Please copy the lines of the items exactly, starting at the line that contains "button[interactable]: Email [114, 772, 341, 794]" and continuing through the last line of the items, with both of those lines included.

>> begin THE RECORDS

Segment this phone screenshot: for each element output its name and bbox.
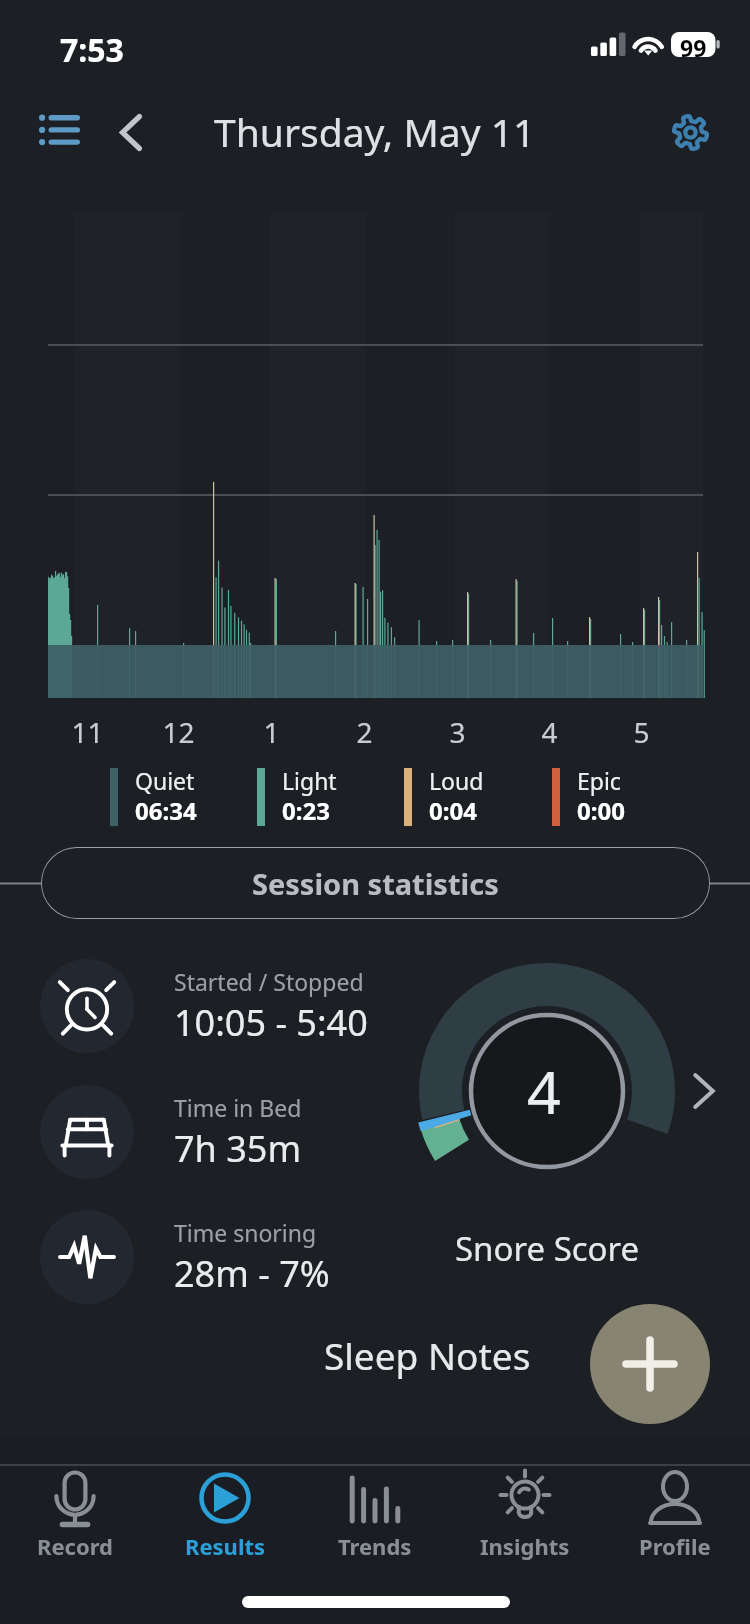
staticText: 0:00 xyxy=(577,794,625,827)
staticText: Sleep Notes xyxy=(324,1330,531,1380)
staticText: Quiet xyxy=(135,765,195,796)
button[interactable]: Profile xyxy=(600,1465,750,1565)
staticText: Loud xyxy=(429,765,484,796)
staticText: 11 xyxy=(71,713,104,751)
button[interactable]: Results xyxy=(150,1465,300,1565)
button[interactable]: Record xyxy=(0,1465,150,1565)
staticText: 12 xyxy=(162,713,195,751)
staticText: Profile xyxy=(639,1531,711,1561)
button[interactable]: Epic xyxy=(552,765,625,829)
button[interactable]: Sleep Notes xyxy=(300,1330,554,1380)
staticText: Epic xyxy=(577,765,621,796)
staticText: Trends xyxy=(338,1531,412,1561)
staticText: 7:53 xyxy=(60,28,124,72)
staticText: Time in Bed xyxy=(174,1092,302,1123)
button[interactable]: Time snoring xyxy=(40,1203,440,1311)
staticText: Thursday, May 11 xyxy=(214,105,536,158)
staticText: 28m - 7% xyxy=(174,1249,330,1298)
staticText: Record xyxy=(37,1531,113,1561)
staticText: 4 xyxy=(541,713,558,751)
staticText: Time snoring xyxy=(174,1217,317,1248)
button[interactable]: Back xyxy=(102,94,160,170)
button[interactable]: Quiet xyxy=(110,765,197,829)
staticText: Results xyxy=(185,1531,266,1561)
staticText: 7h 35m xyxy=(174,1124,302,1173)
staticText: Started / Stopped xyxy=(174,966,364,997)
staticText: 3 xyxy=(449,713,466,751)
staticText: 5 xyxy=(633,713,650,751)
staticText: Session statistics xyxy=(252,864,499,903)
staticText: 99 xyxy=(680,32,707,57)
staticText: 0:04 xyxy=(429,794,477,827)
staticText: 10:05 - 5:40 xyxy=(174,998,368,1047)
button[interactable]: Light xyxy=(257,765,337,829)
staticText: 2 xyxy=(356,713,373,751)
button[interactable]: List xyxy=(20,94,98,170)
staticText: 4 xyxy=(527,1051,561,1131)
button[interactable]: Started / Stopped xyxy=(40,952,440,1060)
button[interactable]: Session statistics xyxy=(41,847,710,919)
button[interactable]: Trends xyxy=(300,1465,450,1565)
button[interactable]: Next xyxy=(674,1061,734,1121)
button[interactable]: Loud xyxy=(404,765,484,829)
button[interactable]: Add sleep note xyxy=(590,1304,710,1424)
staticText: Light xyxy=(282,765,337,796)
staticText: Snore Score xyxy=(455,1226,640,1271)
button[interactable]: Insights xyxy=(450,1465,600,1565)
button[interactable]: Settings xyxy=(652,91,728,173)
staticText: Insights xyxy=(480,1531,570,1561)
staticText: 0:23 xyxy=(282,794,330,827)
staticText: 1 xyxy=(263,713,280,751)
button[interactable]: Snore Score xyxy=(419,963,675,1219)
staticText: 06:34 xyxy=(135,794,197,827)
button[interactable]: Time in Bed xyxy=(40,1078,440,1186)
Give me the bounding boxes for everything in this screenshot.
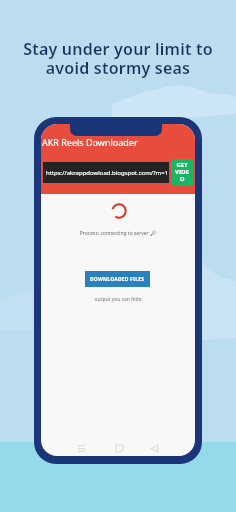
staticText: AKR Reels Downloader	[42, 136, 138, 148]
staticText: https://akrappdowload.blogspot.com/?m=1	[46, 169, 169, 177]
button[interactable]: GET VIDE O	[171, 159, 193, 185]
staticText: GET VIDE O	[175, 161, 189, 183]
staticText: DOWNLOADED FILES	[90, 276, 145, 283]
button[interactable]: Recent apps	[74, 441, 88, 455]
staticText: Process: connecting to server 🔎	[41, 230, 195, 237]
button[interactable]: https://akrappdowload.blogspot.com/?m=1	[43, 162, 169, 183]
staticText: Stay under your limit to avoid stormy se…	[0, 38, 236, 79]
button[interactable]: Home	[112, 441, 126, 455]
button[interactable]: DOWNLOADED FILES	[85, 271, 150, 287]
staticText: output you can hide	[41, 296, 195, 303]
button[interactable]: Back	[147, 441, 161, 455]
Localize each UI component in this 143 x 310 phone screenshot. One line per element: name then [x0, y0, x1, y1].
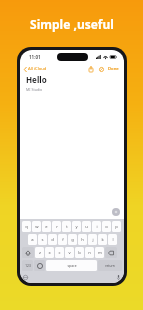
staticText: o [105, 224, 108, 230]
button[interactable]: n [85, 247, 94, 258]
button[interactable]: Backspace [105, 247, 117, 258]
button[interactable]: r [52, 221, 61, 232]
staticText: MI Studio [26, 87, 43, 92]
button[interactable]: u [82, 221, 91, 232]
button[interactable]: p [112, 221, 121, 232]
button[interactable]: m [95, 247, 104, 258]
staticText: r [56, 224, 58, 230]
button[interactable]: Shift [22, 247, 34, 258]
button[interactable]: y [72, 221, 81, 232]
button[interactable]: Share [87, 65, 95, 73]
button[interactable]: f [58, 234, 67, 245]
button[interactable]: z [35, 247, 44, 258]
staticText: All iCloud [28, 66, 47, 72]
button[interactable]: h [78, 234, 87, 245]
button[interactable]: Add [112, 208, 120, 216]
button[interactable]: d [48, 234, 57, 245]
button[interactable]: j [88, 234, 97, 245]
staticText: p [115, 224, 118, 230]
staticText: u [85, 224, 88, 230]
button[interactable]: Dictate [115, 274, 122, 281]
staticText: Done [108, 66, 119, 72]
button[interactable]: e [42, 221, 51, 232]
staticText: d [51, 237, 54, 243]
staticText: v [68, 250, 71, 256]
staticText: e [45, 224, 48, 230]
button[interactable]: o [102, 221, 111, 232]
staticText: s [41, 237, 44, 243]
button[interactable]: All iCloud [24, 66, 47, 72]
button[interactable]: l [108, 234, 117, 245]
staticText: x [48, 250, 51, 256]
staticText: m [98, 250, 102, 256]
button[interactable]: i [92, 221, 101, 232]
button[interactable]: v [65, 247, 74, 258]
button[interactable]: 123 [22, 260, 33, 271]
staticText: return [105, 264, 115, 268]
staticText: y [75, 224, 78, 230]
staticText: space [67, 263, 77, 268]
staticText: h [81, 237, 84, 243]
staticText: n [88, 250, 91, 256]
button[interactable]: t [62, 221, 71, 232]
staticText: w [35, 224, 39, 230]
button[interactable]: a [28, 234, 37, 245]
staticText: t [66, 224, 68, 230]
staticText: q [25, 224, 28, 230]
staticText: k [101, 237, 104, 243]
button[interactable]: k [98, 234, 107, 245]
staticText: Hello [26, 74, 47, 85]
button[interactable]: space [46, 260, 97, 271]
staticText: c [58, 250, 61, 256]
staticText: l [112, 237, 114, 243]
button[interactable]: Emoji [34, 260, 45, 271]
staticText: 11:01 [29, 54, 41, 60]
staticText: a [31, 237, 34, 243]
button[interactable]: Done [107, 66, 120, 72]
button[interactable]: c [55, 247, 64, 258]
staticText: b [78, 250, 81, 256]
staticText: f [62, 237, 64, 243]
staticText: j [92, 237, 94, 243]
button[interactable]: w [32, 221, 41, 232]
staticText: z [39, 250, 41, 256]
button[interactable]: b [75, 247, 84, 258]
staticText: Simple ,useful [30, 16, 114, 32]
button[interactable]: g [68, 234, 77, 245]
staticText: g [71, 237, 74, 243]
button[interactable]: New note [97, 65, 105, 73]
button[interactable]: Change keyboard [22, 274, 29, 281]
button[interactable]: s [38, 234, 47, 245]
staticText: 123 [25, 264, 31, 268]
button[interactable]: return [98, 260, 122, 271]
button[interactable]: q [22, 221, 31, 232]
button[interactable]: x [45, 247, 54, 258]
staticText: i [96, 224, 98, 230]
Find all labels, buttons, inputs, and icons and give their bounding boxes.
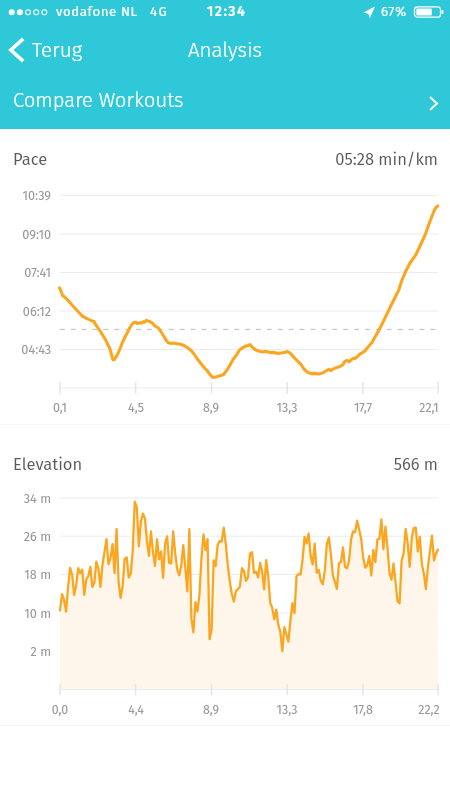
staticText: 17,8 [341, 702, 385, 717]
staticText: Analysis [188, 38, 262, 63]
staticText: 8,9 [189, 400, 233, 415]
staticText: 05:28 min/km [310, 150, 438, 170]
staticText: 13,3 [265, 400, 309, 415]
staticText: 04:43 [11, 342, 51, 357]
staticText: 10 m [11, 606, 51, 621]
staticText: 18 m [11, 567, 51, 582]
staticText: 4,4 [114, 702, 158, 717]
staticText: Pace [13, 150, 48, 170]
staticText: 06:12 [11, 304, 51, 319]
staticText: 22,2 [407, 702, 450, 717]
staticText: 566 m [310, 455, 438, 475]
staticText: 26 m [11, 529, 51, 544]
staticText: Terug [32, 38, 83, 63]
staticText: 10:39 [11, 188, 51, 203]
staticText: 34 m [11, 491, 51, 506]
staticText: 67% [381, 4, 407, 20]
staticText: 22,1 [407, 400, 450, 415]
button[interactable]: Terug [0, 31, 91, 69]
staticText: 0,0 [38, 702, 82, 717]
staticText: 8,9 [189, 702, 233, 717]
staticText: 4G [150, 4, 169, 20]
staticText: 09:10 [11, 227, 51, 242]
other: Compare Workouts [429, 96, 438, 111]
staticText: 0,1 [38, 400, 82, 415]
staticText: Elevation [13, 455, 83, 475]
button[interactable]: Compare Workouts [0, 70, 450, 129]
staticText: 17,7 [341, 400, 385, 415]
staticText: 13,3 [265, 702, 309, 717]
staticText: 12:34 [207, 3, 247, 20]
staticText: 2 m [11, 644, 51, 659]
staticText: Compare Workouts [13, 88, 184, 112]
staticText: 07:41 [11, 265, 51, 280]
staticText: 4,5 [114, 400, 158, 415]
staticText: vodafone NL [56, 4, 138, 20]
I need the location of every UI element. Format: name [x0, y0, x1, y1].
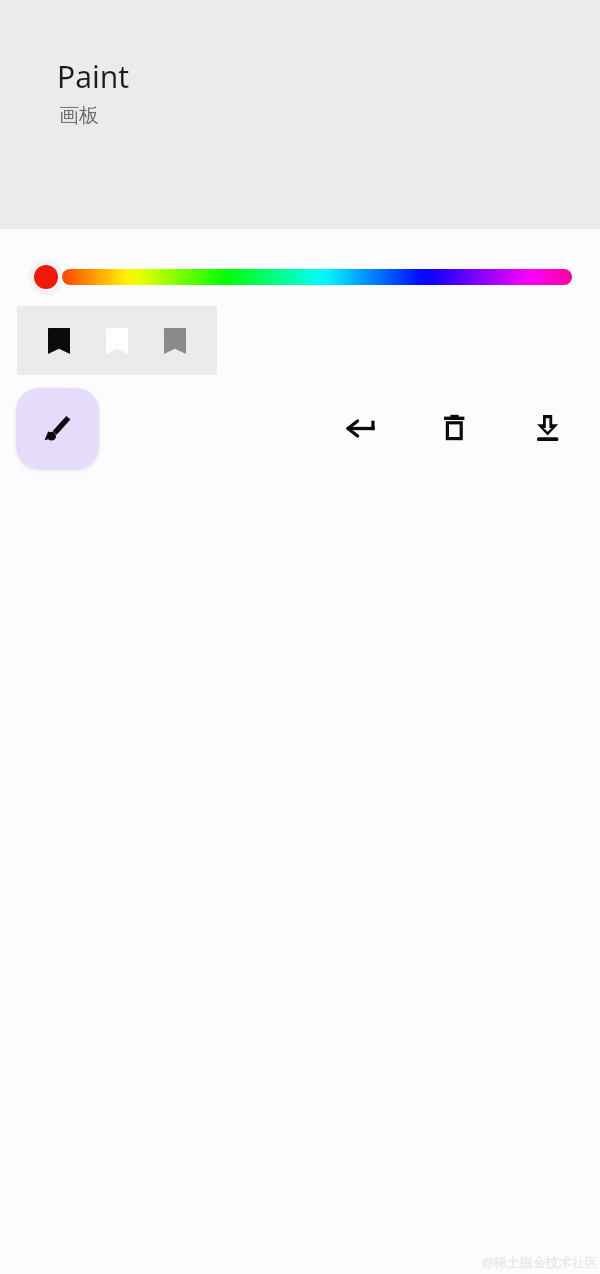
staticText: Paint [57, 56, 130, 97]
button[interactable]: White brush [106, 306, 128, 375]
button[interactable]: Undo [338, 406, 384, 452]
button[interactable]: Save [526, 406, 572, 452]
staticText: @稀土掘金技术社区 [482, 1253, 598, 1271]
button[interactable]: Brush [16, 388, 99, 469]
button[interactable]: Gray brush [164, 306, 186, 375]
button[interactable]: Color slider [24, 256, 576, 298]
button[interactable]: Black brush [48, 306, 70, 375]
button[interactable]: Delete [433, 405, 479, 451]
staticText: 画板 [59, 103, 99, 128]
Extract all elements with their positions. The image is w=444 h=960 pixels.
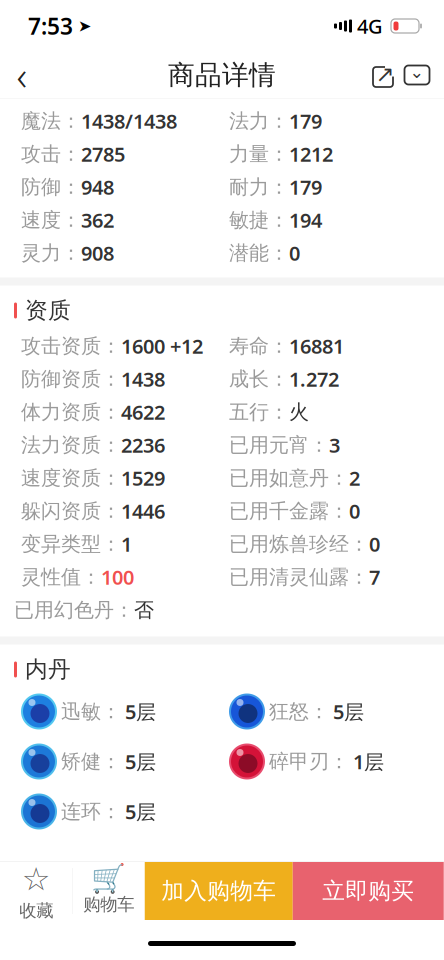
staticText: 变异类型：: [21, 532, 121, 556]
button[interactable]: ☆: [0, 862, 72, 920]
button[interactable]: 碎甲刃：: [229, 736, 437, 786]
button[interactable]: 狂怒：: [229, 686, 437, 736]
button[interactable]: 返回: [0, 53, 44, 97]
staticText: 火: [289, 400, 309, 424]
staticText: 7: [369, 564, 380, 590]
staticText: 4622: [121, 399, 165, 425]
staticText: 碎甲刃：: [269, 749, 349, 774]
staticText: 潜能：: [229, 241, 289, 265]
staticText: 1.272: [289, 366, 339, 392]
staticText: 已用千金露：: [229, 499, 349, 523]
staticText: 已用如意丹：: [229, 466, 349, 490]
staticText: 0: [369, 531, 380, 557]
staticText: 5层: [333, 698, 364, 725]
staticText: 加入购物车: [161, 877, 276, 905]
staticText: 179: [289, 174, 322, 200]
staticText: 灵性值：: [21, 565, 101, 589]
staticText: 商品详情: [168, 59, 276, 91]
staticText: 1212: [289, 141, 333, 167]
staticText: ‹: [16, 48, 28, 102]
staticText: 敏捷：: [229, 208, 289, 232]
staticText: 攻击资质：: [21, 334, 121, 358]
staticText: 362: [81, 207, 114, 233]
staticText: 魔法：: [21, 109, 81, 133]
staticText: 寿命：: [229, 334, 289, 358]
staticText: 7:53: [28, 11, 73, 41]
staticText: 体力资质：: [21, 400, 121, 424]
staticText: 179: [289, 108, 322, 134]
staticText: 5层: [125, 698, 156, 725]
staticText: 16881: [289, 333, 344, 359]
staticText: 194: [289, 207, 322, 233]
staticText: 否: [134, 598, 154, 622]
staticText: 0: [349, 498, 360, 524]
staticText: 收藏: [19, 900, 53, 921]
button[interactable]: 连环：: [21, 786, 229, 836]
staticText: 防御：: [21, 175, 81, 199]
staticText: 耐力：: [229, 175, 289, 199]
staticText: 1: [121, 531, 132, 557]
staticText: 已用幻色丹：: [14, 598, 134, 622]
button[interactable]: 分享: [366, 58, 400, 92]
button[interactable]: 🛒: [73, 862, 145, 920]
staticText: 力量：: [229, 142, 289, 166]
button[interactable]: 加入购物车: [145, 862, 293, 920]
staticText: 4G: [357, 13, 383, 39]
button[interactable]: 矫健：: [21, 736, 229, 786]
staticText: 躲闪资质：: [21, 499, 121, 523]
staticText: 立即购买: [322, 877, 414, 905]
staticText: 1438/1438: [81, 108, 177, 134]
staticText: 攻击：: [21, 142, 81, 166]
staticText: 速度：: [21, 208, 81, 232]
staticText: 1层: [353, 748, 384, 775]
staticText: 2785: [81, 141, 125, 167]
staticText: 3: [329, 432, 340, 458]
staticText: 资质: [25, 297, 71, 324]
staticText: 狂怒：: [269, 699, 329, 724]
staticText: 5层: [125, 748, 156, 775]
staticText: 1446: [121, 498, 165, 524]
staticText: 🛒: [91, 863, 126, 895]
staticText: 1529: [121, 465, 165, 491]
staticText: ➤: [78, 17, 91, 35]
staticText: 948: [81, 174, 114, 200]
staticText: 购物车: [83, 894, 134, 915]
staticText: 2236: [121, 432, 165, 458]
staticText: 1600 +12: [121, 333, 203, 359]
button[interactable]: 消息: [400, 58, 434, 92]
staticText: 迅敏：: [61, 699, 121, 724]
button[interactable]: 迅敏：: [21, 686, 229, 736]
staticText: 1438: [121, 366, 165, 392]
staticText: 908: [81, 240, 114, 266]
staticText: 法力资质：: [21, 433, 121, 457]
staticText: 已用炼兽珍经：: [229, 532, 369, 556]
staticText: 已用元宵：: [229, 433, 329, 457]
staticText: 2: [349, 465, 360, 491]
staticText: 矫健：: [61, 749, 121, 774]
button[interactable]: 立即购买: [293, 862, 444, 920]
staticText: 已用清灵仙露：: [229, 565, 369, 589]
staticText: 速度资质：: [21, 466, 121, 490]
staticText: 五行：: [229, 400, 289, 424]
staticText: 灵力：: [21, 241, 81, 265]
staticText: ☆: [22, 861, 51, 897]
staticText: 连环：: [61, 799, 121, 824]
staticText: 法力：: [229, 109, 289, 133]
staticText: ⌄: [410, 62, 424, 82]
staticText: 5层: [125, 798, 156, 825]
staticText: ↗: [376, 61, 394, 87]
staticText: 成长：: [229, 367, 289, 391]
staticText: 内丹: [25, 656, 71, 683]
staticText: 100: [101, 564, 134, 590]
staticText: 防御资质：: [21, 367, 121, 391]
staticText: 0: [289, 240, 300, 266]
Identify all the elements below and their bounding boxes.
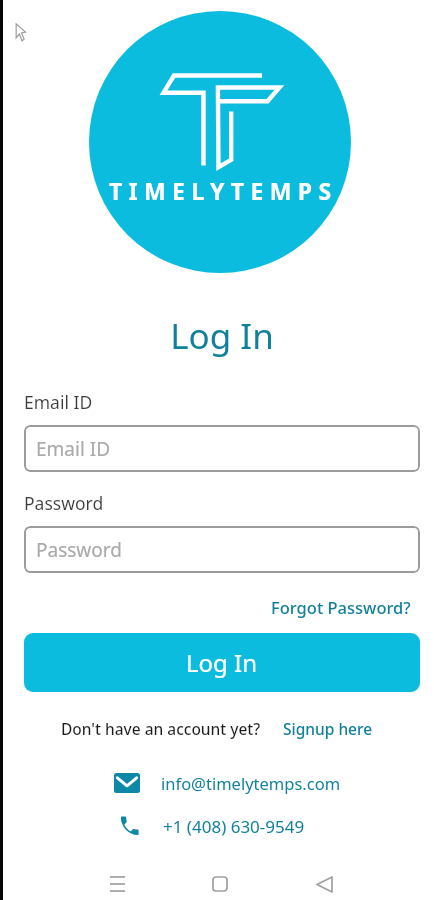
button[interactable]: Email [114, 772, 341, 794]
staticText: Don't have an account yet? [61, 718, 261, 739]
staticText: Forgot Password? [271, 596, 411, 618]
staticText: Password [24, 491, 104, 515]
staticText: Email ID [24, 390, 93, 414]
other: Phone [118, 814, 141, 838]
button[interactable]: Log In [24, 633, 420, 692]
staticText: +1 (408) 630-9549 [163, 815, 305, 838]
button[interactable]: Recents [97, 864, 137, 900]
other: Email [114, 773, 140, 793]
button[interactable]: Back [304, 864, 344, 900]
staticText: Password [36, 537, 122, 563]
staticText: Email ID [36, 436, 111, 462]
button[interactable]: Home [200, 864, 240, 900]
button[interactable]: Signup here [283, 718, 373, 739]
staticText: Signup here [283, 718, 373, 739]
staticText: Log In [186, 646, 258, 679]
button[interactable]: Phone [118, 814, 305, 838]
staticText: info@timelytemps.com [161, 772, 341, 794]
button[interactable]: Email ID [24, 425, 420, 472]
staticText: TIMELYTEMPS [109, 175, 338, 206]
staticText: Log In [170, 312, 274, 360]
button[interactable]: Forgot Password? [271, 596, 411, 618]
button[interactable]: Password [24, 526, 420, 573]
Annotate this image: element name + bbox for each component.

>> end THE RECORDS

**WRITTEN ANSWER**
button[interactable]: Email [114, 772, 341, 794]
staticText: Don't have an account yet? [61, 718, 261, 739]
staticText: Forgot Password? [271, 596, 411, 618]
staticText: Password [24, 491, 104, 515]
staticText: Email ID [24, 390, 93, 414]
other: Phone [118, 814, 141, 838]
button[interactable]: Log In [24, 633, 420, 692]
staticText: +1 (408) 630-9549 [163, 815, 305, 838]
button[interactable]: Recents [97, 864, 137, 900]
other: Email [114, 773, 140, 793]
button[interactable]: Back [304, 864, 344, 900]
staticText: Password [36, 537, 122, 563]
staticText: Email ID [36, 436, 111, 462]
button[interactable]: Home [200, 864, 240, 900]
button[interactable]: Signup here [283, 718, 373, 739]
staticText: Signup here [283, 718, 373, 739]
staticText: Log In [186, 646, 258, 679]
button[interactable]: Phone [118, 814, 305, 838]
staticText: info@timelytemps.com [161, 772, 341, 794]
button[interactable]: Email ID [24, 425, 420, 472]
staticText: TIMELYTEMPS [109, 175, 338, 206]
staticText: Log In [170, 312, 274, 360]
button[interactable]: Forgot Password? [271, 596, 411, 618]
button[interactable]: Password [24, 526, 420, 573]
Annotate this image: element name + bbox for each component.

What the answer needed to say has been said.